> [Exercise instructions]
Within the listing below, locate all lines containing the word "JSON". Copy each one.
-- Begin --
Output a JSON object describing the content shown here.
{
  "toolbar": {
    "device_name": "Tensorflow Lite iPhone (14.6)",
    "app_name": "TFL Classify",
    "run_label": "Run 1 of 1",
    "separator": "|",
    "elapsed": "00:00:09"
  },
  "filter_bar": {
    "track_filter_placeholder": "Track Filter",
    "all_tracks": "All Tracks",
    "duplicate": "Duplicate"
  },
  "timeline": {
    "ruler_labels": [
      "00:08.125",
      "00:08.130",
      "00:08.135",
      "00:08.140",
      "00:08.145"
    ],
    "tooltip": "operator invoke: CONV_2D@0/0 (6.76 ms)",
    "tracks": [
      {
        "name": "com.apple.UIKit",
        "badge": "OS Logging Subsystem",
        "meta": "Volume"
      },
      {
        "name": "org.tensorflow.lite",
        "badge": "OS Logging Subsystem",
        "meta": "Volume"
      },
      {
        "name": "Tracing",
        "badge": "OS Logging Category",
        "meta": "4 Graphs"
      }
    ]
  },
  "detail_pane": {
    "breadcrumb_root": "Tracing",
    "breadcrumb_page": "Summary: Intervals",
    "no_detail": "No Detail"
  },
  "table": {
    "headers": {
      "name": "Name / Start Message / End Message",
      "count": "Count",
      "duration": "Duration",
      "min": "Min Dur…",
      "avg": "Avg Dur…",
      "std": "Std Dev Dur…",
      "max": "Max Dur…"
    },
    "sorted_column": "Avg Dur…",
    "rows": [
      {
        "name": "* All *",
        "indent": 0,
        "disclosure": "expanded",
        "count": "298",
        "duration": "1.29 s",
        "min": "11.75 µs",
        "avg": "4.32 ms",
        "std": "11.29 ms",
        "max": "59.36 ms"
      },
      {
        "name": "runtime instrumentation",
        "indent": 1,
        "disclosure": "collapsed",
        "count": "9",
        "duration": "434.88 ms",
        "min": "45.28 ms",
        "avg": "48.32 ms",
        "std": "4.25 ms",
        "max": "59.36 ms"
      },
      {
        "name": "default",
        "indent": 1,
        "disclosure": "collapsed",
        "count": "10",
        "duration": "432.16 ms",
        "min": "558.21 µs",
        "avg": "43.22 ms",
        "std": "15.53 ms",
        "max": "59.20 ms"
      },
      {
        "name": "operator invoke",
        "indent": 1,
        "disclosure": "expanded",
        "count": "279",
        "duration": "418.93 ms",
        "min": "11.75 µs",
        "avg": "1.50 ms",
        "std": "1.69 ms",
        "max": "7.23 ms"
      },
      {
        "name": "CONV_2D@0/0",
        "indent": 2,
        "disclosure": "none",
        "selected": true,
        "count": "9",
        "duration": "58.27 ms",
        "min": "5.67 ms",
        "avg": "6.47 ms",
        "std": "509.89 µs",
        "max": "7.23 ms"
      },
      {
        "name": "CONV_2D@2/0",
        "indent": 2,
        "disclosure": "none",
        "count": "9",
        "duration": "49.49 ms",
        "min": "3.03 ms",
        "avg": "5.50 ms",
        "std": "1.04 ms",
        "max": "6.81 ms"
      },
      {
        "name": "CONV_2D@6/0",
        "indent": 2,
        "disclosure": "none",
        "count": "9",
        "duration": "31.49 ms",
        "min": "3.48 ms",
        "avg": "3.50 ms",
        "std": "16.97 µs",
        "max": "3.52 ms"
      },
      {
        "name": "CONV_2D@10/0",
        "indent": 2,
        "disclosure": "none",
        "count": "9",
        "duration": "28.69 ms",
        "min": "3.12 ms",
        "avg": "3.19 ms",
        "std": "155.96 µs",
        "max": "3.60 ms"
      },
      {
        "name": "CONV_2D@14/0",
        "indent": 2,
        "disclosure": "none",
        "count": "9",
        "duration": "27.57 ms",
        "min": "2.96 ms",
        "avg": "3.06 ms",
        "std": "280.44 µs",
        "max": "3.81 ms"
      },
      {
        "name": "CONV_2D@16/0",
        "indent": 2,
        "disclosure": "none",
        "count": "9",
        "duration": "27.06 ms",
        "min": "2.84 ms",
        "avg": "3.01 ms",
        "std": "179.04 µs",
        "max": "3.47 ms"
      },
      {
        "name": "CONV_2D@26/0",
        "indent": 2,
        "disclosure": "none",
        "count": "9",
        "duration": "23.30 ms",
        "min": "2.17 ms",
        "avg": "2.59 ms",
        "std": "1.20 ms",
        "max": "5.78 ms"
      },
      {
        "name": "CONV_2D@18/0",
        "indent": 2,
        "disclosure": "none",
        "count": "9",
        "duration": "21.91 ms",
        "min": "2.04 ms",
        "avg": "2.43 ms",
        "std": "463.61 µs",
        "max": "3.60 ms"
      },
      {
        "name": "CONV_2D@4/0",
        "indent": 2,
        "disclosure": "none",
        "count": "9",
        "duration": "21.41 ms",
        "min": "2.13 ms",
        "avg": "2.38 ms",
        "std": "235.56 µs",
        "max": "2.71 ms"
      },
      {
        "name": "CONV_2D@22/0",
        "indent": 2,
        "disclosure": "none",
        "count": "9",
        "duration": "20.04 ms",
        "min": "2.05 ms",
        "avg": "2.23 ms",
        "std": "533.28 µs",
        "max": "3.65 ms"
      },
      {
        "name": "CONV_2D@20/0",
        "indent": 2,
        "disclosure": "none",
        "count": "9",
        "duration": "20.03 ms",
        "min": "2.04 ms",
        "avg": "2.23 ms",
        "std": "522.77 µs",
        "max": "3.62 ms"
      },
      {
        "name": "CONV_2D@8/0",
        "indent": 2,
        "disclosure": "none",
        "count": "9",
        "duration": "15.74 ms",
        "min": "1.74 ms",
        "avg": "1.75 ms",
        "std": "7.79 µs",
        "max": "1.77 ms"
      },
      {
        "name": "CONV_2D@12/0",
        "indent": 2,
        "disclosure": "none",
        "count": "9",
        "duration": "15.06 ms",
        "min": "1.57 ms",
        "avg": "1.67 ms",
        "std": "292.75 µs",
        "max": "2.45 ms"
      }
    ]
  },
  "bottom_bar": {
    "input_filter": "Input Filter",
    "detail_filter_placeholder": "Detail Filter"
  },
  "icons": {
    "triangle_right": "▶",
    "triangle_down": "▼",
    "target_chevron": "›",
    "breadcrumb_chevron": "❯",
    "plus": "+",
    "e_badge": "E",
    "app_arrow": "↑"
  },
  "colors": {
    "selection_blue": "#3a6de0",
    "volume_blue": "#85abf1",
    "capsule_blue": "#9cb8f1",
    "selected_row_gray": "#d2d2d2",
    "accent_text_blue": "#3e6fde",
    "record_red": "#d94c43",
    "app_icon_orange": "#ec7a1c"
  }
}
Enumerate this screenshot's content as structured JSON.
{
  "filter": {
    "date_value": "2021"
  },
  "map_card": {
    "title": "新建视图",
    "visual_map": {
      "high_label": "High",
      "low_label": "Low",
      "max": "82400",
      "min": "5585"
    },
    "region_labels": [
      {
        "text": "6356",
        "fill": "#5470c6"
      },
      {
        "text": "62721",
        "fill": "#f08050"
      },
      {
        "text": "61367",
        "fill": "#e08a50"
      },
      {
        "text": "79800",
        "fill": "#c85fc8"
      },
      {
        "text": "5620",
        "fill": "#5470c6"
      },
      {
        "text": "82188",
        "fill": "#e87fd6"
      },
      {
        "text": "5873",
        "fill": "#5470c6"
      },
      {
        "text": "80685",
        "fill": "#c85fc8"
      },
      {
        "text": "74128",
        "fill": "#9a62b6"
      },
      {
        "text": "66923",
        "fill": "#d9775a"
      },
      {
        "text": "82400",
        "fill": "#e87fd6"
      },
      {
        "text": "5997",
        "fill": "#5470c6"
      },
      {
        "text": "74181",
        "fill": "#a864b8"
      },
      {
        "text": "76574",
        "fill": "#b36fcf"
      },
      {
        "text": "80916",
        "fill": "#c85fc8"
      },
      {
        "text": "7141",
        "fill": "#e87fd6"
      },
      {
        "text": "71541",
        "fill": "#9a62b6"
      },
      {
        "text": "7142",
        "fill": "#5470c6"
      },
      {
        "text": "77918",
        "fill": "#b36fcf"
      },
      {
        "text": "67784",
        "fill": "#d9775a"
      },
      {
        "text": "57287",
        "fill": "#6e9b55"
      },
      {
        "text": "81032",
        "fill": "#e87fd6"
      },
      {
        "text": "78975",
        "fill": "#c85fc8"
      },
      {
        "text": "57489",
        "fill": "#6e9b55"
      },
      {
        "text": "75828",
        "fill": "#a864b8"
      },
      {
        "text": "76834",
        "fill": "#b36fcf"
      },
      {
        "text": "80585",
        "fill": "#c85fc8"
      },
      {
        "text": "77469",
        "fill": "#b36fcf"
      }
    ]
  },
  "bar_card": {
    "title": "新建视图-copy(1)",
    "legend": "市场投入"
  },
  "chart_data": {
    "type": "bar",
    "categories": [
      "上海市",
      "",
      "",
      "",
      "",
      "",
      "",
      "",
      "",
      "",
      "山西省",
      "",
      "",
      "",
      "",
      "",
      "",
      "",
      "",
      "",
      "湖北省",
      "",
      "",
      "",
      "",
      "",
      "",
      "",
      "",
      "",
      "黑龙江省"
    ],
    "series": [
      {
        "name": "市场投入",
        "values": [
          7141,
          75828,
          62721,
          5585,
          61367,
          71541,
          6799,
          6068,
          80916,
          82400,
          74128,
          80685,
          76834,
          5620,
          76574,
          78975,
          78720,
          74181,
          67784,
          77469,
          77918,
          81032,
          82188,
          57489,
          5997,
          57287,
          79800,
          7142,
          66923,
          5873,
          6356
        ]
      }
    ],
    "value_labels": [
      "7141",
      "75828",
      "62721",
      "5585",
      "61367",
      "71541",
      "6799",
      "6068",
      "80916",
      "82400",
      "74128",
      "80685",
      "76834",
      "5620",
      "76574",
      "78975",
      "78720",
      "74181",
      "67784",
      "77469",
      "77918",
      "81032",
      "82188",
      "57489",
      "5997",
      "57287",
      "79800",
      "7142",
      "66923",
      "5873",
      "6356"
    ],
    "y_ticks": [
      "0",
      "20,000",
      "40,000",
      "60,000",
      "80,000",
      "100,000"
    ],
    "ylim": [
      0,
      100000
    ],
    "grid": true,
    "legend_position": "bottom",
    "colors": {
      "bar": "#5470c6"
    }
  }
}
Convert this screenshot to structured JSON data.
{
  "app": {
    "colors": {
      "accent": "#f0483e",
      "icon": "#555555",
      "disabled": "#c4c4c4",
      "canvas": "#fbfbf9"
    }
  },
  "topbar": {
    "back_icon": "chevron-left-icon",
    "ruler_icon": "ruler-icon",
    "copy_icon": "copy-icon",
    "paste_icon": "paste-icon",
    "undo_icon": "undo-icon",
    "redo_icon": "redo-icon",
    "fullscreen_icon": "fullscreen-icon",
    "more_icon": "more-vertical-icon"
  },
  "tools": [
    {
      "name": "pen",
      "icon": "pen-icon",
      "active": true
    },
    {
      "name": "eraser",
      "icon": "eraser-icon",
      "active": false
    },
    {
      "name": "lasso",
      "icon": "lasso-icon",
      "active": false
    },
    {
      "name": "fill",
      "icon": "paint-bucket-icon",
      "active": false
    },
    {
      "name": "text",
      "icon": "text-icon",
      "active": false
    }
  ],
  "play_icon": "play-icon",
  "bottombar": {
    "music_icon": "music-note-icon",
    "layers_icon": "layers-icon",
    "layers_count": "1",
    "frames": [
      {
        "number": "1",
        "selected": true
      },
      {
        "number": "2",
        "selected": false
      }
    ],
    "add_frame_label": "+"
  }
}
-- End --
> [The reply]
Output a JSON object describing the content shown here.
Enumerate this screenshot's content as structured JSON.
Convert this screenshot to structured JSON data.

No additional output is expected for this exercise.